Aim:
Report how many lines of the following entries include the string "Argo"; respond with the number alone.
[START]
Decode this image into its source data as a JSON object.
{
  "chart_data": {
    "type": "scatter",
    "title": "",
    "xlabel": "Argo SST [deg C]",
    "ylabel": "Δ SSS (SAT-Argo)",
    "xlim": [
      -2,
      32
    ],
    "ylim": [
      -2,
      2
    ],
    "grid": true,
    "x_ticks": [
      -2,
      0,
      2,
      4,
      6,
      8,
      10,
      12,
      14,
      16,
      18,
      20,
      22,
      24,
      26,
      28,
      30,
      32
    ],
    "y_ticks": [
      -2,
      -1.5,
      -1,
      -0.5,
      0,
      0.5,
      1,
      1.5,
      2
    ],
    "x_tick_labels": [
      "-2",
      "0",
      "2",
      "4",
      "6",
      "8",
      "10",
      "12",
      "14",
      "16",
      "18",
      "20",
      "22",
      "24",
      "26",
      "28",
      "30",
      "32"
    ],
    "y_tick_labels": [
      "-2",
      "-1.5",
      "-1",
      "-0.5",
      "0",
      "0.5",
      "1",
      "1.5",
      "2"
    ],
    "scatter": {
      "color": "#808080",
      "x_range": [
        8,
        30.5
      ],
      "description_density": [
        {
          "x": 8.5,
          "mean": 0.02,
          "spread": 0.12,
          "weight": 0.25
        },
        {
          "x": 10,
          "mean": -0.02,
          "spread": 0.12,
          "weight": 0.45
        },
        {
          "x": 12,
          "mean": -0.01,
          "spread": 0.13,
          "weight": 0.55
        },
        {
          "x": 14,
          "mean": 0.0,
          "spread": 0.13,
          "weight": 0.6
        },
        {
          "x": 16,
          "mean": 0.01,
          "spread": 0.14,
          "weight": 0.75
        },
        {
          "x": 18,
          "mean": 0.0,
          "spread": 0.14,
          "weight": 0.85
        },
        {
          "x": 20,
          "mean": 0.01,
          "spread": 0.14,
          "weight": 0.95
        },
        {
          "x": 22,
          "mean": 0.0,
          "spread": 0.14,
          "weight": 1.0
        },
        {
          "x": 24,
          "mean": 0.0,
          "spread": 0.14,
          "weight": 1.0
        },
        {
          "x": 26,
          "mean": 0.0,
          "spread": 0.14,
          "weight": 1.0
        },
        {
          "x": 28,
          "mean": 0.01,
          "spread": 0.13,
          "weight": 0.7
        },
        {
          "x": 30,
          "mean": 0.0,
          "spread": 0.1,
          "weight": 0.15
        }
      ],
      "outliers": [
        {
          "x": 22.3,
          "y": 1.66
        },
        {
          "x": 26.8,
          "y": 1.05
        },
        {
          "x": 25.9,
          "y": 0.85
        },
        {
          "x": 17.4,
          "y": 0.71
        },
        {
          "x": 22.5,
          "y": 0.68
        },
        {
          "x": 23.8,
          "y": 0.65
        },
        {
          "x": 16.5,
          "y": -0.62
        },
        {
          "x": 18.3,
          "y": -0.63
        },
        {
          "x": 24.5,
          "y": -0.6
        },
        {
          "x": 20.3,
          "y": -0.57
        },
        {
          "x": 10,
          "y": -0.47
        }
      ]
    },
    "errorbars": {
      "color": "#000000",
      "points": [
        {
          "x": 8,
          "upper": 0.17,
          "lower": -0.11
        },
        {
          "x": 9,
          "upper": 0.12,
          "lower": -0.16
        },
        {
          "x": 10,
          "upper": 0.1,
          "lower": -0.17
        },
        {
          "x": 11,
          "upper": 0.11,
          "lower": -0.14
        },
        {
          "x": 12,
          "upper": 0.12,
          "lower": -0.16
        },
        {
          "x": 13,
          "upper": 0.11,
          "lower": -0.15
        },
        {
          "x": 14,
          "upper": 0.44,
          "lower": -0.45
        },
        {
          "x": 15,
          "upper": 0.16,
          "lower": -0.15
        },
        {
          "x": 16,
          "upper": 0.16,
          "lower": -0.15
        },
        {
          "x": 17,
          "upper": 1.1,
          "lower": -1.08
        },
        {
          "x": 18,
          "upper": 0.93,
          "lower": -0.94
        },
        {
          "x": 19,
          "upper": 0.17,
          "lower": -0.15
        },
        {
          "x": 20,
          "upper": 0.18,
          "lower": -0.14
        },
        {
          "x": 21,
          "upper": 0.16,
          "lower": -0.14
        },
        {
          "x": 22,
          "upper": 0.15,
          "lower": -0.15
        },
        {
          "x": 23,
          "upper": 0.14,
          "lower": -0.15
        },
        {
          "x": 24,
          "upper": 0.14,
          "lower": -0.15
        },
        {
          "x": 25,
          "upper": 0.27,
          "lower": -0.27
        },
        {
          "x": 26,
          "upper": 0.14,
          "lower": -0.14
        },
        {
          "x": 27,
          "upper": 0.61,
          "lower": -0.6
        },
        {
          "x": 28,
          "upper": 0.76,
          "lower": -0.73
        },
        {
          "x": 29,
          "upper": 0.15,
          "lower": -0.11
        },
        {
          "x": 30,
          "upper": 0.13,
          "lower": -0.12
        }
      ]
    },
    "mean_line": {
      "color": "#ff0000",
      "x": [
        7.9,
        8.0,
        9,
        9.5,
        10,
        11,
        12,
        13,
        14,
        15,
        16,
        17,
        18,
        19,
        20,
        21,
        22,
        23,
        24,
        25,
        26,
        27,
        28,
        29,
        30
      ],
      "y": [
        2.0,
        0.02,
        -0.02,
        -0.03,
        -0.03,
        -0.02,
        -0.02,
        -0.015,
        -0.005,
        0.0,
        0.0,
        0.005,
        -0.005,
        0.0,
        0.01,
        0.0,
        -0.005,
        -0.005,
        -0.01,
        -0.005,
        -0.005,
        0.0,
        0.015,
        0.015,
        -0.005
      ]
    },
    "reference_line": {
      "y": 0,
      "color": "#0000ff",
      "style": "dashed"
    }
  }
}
[END]
Written answer:
2